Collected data
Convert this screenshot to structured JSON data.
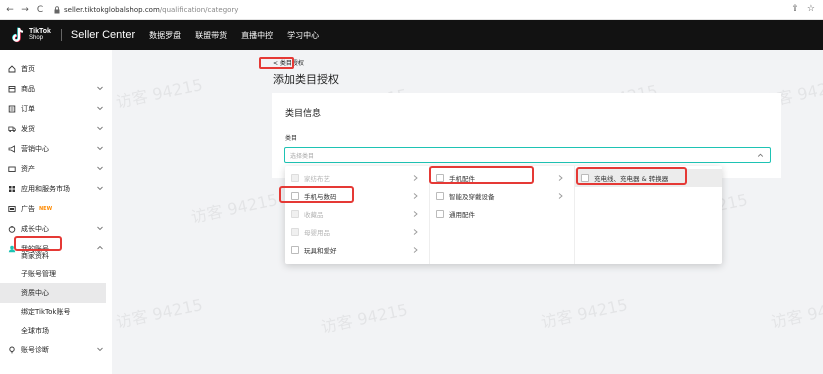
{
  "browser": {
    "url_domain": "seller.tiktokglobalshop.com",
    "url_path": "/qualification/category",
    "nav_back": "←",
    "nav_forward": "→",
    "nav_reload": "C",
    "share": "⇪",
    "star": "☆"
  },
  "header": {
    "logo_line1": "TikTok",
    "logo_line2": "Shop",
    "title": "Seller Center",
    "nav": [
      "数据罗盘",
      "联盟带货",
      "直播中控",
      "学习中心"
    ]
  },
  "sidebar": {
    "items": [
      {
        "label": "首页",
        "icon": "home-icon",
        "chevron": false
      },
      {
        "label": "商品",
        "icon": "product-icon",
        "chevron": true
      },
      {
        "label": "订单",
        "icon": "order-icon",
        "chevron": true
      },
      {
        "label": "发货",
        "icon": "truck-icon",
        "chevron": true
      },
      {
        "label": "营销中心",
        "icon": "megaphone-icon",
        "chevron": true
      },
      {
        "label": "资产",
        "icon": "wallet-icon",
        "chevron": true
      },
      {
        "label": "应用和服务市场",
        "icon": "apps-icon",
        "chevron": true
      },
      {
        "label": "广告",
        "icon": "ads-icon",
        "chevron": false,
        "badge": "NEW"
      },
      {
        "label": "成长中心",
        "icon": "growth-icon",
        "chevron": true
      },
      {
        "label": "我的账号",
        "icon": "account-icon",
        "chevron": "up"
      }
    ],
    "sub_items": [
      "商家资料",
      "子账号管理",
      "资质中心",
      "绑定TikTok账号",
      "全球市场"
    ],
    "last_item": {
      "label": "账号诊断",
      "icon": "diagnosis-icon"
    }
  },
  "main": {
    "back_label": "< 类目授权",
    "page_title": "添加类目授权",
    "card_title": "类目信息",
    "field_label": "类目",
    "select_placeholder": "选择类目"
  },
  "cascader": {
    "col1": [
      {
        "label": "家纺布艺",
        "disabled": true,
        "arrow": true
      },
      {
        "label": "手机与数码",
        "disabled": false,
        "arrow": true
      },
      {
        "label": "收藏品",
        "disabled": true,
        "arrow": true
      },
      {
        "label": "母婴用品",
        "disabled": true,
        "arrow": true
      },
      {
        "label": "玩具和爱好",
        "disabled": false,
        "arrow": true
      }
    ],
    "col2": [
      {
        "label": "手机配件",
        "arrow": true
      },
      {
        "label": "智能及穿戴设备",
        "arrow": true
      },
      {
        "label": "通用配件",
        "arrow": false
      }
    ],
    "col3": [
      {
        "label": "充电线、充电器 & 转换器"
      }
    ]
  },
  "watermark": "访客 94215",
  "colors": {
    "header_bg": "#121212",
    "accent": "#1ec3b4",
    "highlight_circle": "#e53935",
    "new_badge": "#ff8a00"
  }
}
* * *
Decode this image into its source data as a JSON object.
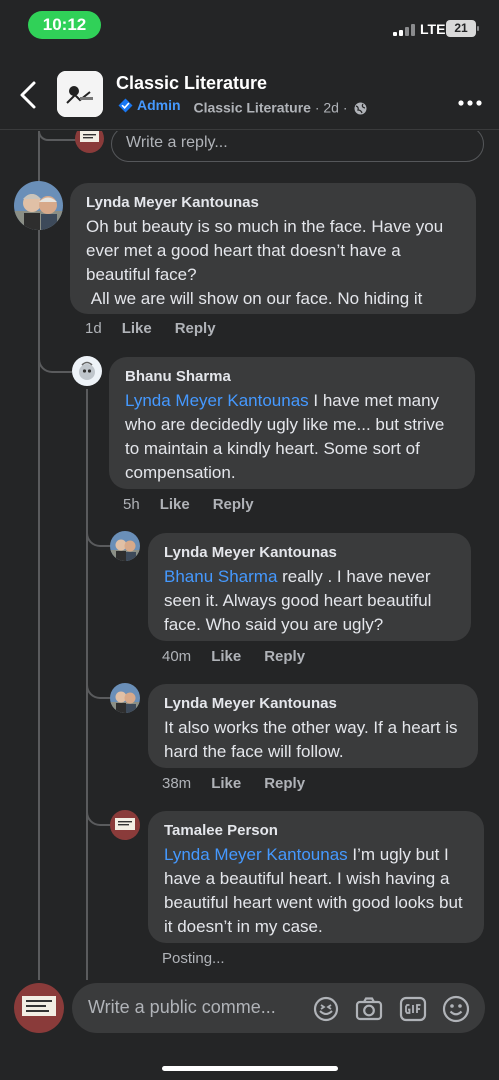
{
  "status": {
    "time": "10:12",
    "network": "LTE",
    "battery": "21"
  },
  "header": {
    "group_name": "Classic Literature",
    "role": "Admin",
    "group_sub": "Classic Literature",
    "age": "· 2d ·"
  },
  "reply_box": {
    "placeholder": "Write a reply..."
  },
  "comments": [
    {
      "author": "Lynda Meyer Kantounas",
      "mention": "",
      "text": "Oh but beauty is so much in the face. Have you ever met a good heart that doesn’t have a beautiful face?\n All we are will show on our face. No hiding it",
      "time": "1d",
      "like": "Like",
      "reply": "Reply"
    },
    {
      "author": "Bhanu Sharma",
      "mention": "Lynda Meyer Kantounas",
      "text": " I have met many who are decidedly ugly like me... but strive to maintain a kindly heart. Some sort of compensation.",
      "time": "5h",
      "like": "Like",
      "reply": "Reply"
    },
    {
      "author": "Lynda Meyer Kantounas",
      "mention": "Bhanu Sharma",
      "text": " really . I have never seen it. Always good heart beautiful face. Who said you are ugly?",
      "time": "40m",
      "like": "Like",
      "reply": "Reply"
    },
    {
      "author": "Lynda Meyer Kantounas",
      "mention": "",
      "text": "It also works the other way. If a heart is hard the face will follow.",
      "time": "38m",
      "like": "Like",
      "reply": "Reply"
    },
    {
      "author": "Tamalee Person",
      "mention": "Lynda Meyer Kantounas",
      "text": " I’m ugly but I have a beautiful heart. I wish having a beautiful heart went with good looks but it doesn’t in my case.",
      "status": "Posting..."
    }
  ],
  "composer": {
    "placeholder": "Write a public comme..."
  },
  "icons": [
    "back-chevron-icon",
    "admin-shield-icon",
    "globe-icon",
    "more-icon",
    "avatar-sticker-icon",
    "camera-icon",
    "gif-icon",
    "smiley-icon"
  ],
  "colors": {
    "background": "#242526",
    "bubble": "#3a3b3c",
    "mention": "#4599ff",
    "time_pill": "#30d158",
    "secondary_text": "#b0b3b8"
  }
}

EXERCISE INSTRUCTIONS
Show every line of the listing in which the string "Literature" can be found.

EXERCISE ANSWER
    "group_name": "Classic Literature",
    "group_sub": "Classic Literature",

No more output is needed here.